● Work required:
Emit the entire listing verbatim.

● Data for this exercise:
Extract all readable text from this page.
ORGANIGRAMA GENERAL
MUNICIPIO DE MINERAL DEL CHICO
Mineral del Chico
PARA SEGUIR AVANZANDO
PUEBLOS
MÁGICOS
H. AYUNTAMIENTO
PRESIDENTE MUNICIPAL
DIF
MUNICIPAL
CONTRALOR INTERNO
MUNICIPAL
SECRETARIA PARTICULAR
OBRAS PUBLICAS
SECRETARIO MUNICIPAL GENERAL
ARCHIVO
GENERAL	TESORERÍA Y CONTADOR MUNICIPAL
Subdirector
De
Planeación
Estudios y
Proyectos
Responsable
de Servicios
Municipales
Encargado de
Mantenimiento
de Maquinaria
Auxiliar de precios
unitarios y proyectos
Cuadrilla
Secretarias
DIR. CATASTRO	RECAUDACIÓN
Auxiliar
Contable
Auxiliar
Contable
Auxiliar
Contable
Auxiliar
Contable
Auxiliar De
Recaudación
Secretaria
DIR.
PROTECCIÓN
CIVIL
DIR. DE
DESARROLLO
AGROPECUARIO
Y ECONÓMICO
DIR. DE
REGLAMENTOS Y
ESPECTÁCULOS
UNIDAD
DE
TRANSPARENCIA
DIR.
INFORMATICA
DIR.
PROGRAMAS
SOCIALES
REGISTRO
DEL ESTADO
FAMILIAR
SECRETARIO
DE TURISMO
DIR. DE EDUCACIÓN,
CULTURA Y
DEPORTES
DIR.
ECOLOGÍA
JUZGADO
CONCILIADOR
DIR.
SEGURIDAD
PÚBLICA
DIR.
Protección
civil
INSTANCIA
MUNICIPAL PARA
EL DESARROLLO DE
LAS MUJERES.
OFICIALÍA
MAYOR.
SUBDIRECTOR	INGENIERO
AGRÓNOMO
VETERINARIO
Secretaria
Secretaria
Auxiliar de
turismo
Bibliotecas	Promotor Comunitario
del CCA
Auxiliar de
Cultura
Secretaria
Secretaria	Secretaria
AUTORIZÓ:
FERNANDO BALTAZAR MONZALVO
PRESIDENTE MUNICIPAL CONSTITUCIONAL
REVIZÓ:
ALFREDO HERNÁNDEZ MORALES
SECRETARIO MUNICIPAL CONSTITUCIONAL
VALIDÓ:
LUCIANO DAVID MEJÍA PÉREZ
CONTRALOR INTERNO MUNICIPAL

● Solution:
Extract all readable text from this page.
ORGANIGRAMA GENERAL
MUNICIPIO DE MINERAL DEL CHICO
Mineral del Chico
PARA SEGUIR AVANZANDO
PUEBLOS
MÁGICOS
H. AYUNTAMIENTO
PRESIDENTE MUNICIPAL
DIF
MUNICIPAL
CONTRALOR INTERNO
MUNICIPAL
SECRETARIA PARTICULAR
OBRAS PUBLICAS
SECRETARIO MUNICIPAL GENERAL
ARCHIVO
GENERAL	TESORERÍA Y CONTADOR MUNICIPAL
Subdirector
De
Planeación
Estudios y
Proyectos
Responsable
de Servicios
Municipales
Encargado de
Mantenimiento
de Maquinaria
Auxiliar de precios
unitarios y proyectos
Cuadrilla
Secretarias
DIR. CATASTRO	RECAUDACIÓN
Auxiliar
Contable
Auxiliar
Contable
Auxiliar
Contable
Auxiliar
Contable
Auxiliar De
Recaudación
Secretaria
DIR.
PROTECCIÓN
CIVIL
DIR. DE
DESARROLLO
AGROPECUARIO
Y ECONÓMICO
DIR. DE
REGLAMENTOS Y
ESPECTÁCULOS
UNIDAD
DE
TRANSPARENCIA
DIR.
INFORMATICA
DIR.
PROGRAMAS
SOCIALES
REGISTRO
DEL ESTADO
FAMILIAR
SECRETARIO
DE TURISMO
DIR. DE EDUCACIÓN,
CULTURA Y
DEPORTES
DIR.
ECOLOGÍA
JUZGADO
CONCILIADOR
DIR.
SEGURIDAD
PÚBLICA
DIR.
Protección
civil
INSTANCIA
MUNICIPAL PARA
EL DESARROLLO DE
LAS MUJERES.
OFICIALÍA
MAYOR.
SUBDIRECTOR	INGENIERO
AGRÓNOMO
VETERINARIO
Secretaria
Secretaria
Auxiliar de
turismo
Bibliotecas	Promotor Comunitario
del CCA
Auxiliar de
Cultura
Secretaria
Secretaria	Secretaria
AUTORIZÓ:
FERNANDO BALTAZAR MONZALVO
PRESIDENTE MUNICIPAL CONSTITUCIONAL
REVIZÓ:
ALFREDO HERNÁNDEZ MORALES
SECRETARIO MUNICIPAL CONSTITUCIONAL
VALIDÓ:
LUCIANO DAVID MEJÍA PÉREZ
CONTRALOR INTERNO MUNICIPAL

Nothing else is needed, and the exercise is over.